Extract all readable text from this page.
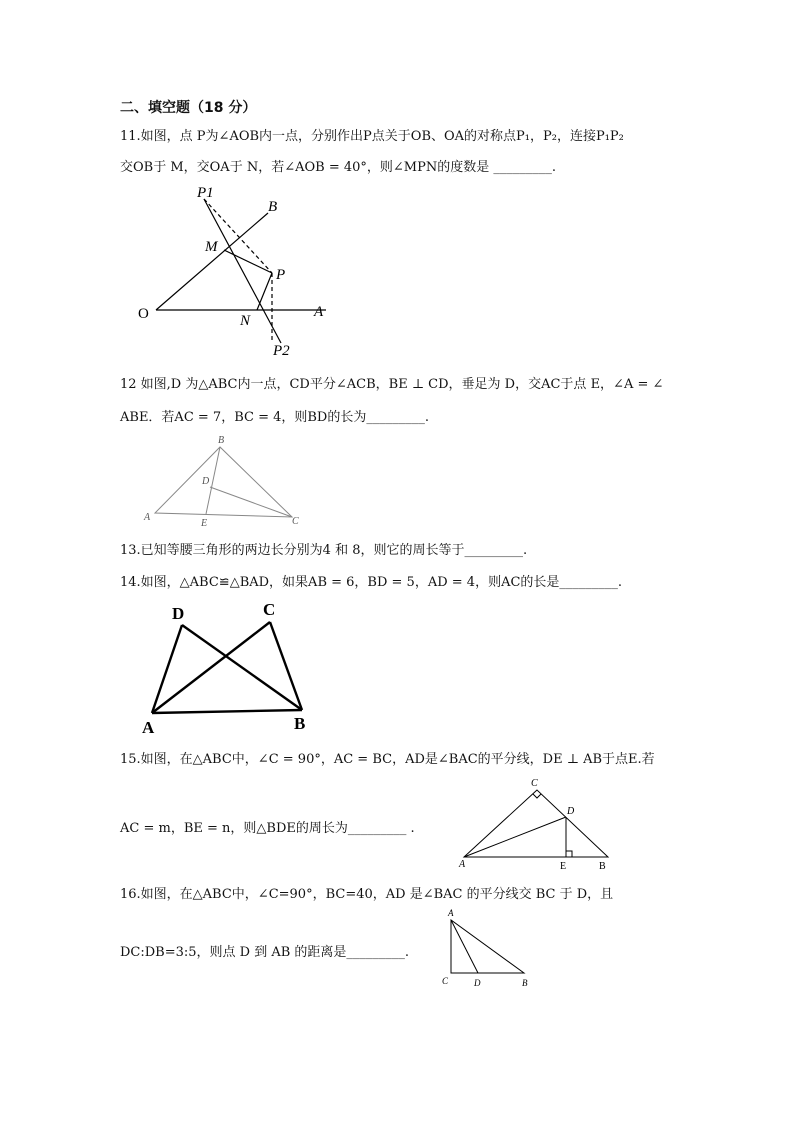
二、填空题（18 分）
11.如图，点 P为∠AOB内一点，分别作出P点关于OB、OA的对称点P₁，P₂，连接P₁P₂
交OB于 M，交OA于 N，若∠AOB = 40°，则∠MPN的度数是 _________.
P1
B
M
P
O	N
A
P2
12 如图,D 为△ABC内一点，CD平分∠ACB，BE ⊥ CD，垂足为 D，交AC于点 E，∠A = ∠
ABE．若AC = 7，BC = 4，则BD的长为_________.
B
D
A
E	C
13.已知等腰三角形的两边长分别为4 和 8，则它的周长等于_________.
14.如图，△ABC≌△BAD，如果AB = 6，BD = 5，AD = 4，则AC的长是_________.
D	C
A	B
15.如图，在△ABC中，∠C = 90°，AC = BC，AD是∠BAC的平分线，DE ⊥ AB于点E.若
AC = m，BE = n，则△BDE的周长为_________ .
C
D
A	E	B
16.如图，在△ABC中，∠C=90°，BC=40，AD 是∠BAC 的平分线交 BC 于 D，且
DC:DB=3:5，则点 D 到 AB 的距离是_________.
A
C	D	B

What the exercise asks: Take the data above and repeat it exactly, leaving each picture out.

Solution for this task:
Extract all readable text from this page.
二、填空题（18 分）
11.如图，点 P为∠AOB内一点，分别作出P点关于OB、OA的对称点P₁，P₂，连接P₁P₂
交OB于 M，交OA于 N，若∠AOB = 40°，则∠MPN的度数是 _________.
P1
B
M
P
O	N
A
P2
12 如图,D 为△ABC内一点，CD平分∠ACB，BE ⊥ CD，垂足为 D，交AC于点 E，∠A = ∠
ABE．若AC = 7，BC = 4，则BD的长为_________.
B
D
A
E	C
13.已知等腰三角形的两边长分别为4 和 8，则它的周长等于_________.
14.如图，△ABC≌△BAD，如果AB = 6，BD = 5，AD = 4，则AC的长是_________.
D	C
A	B
15.如图，在△ABC中，∠C = 90°，AC = BC，AD是∠BAC的平分线，DE ⊥ AB于点E.若
AC = m，BE = n，则△BDE的周长为_________ .
C
D
A	E	B
16.如图，在△ABC中，∠C=90°，BC=40，AD 是∠BAC 的平分线交 BC 于 D，且
DC:DB=3:5，则点 D 到 AB 的距离是_________.
A
C	D	B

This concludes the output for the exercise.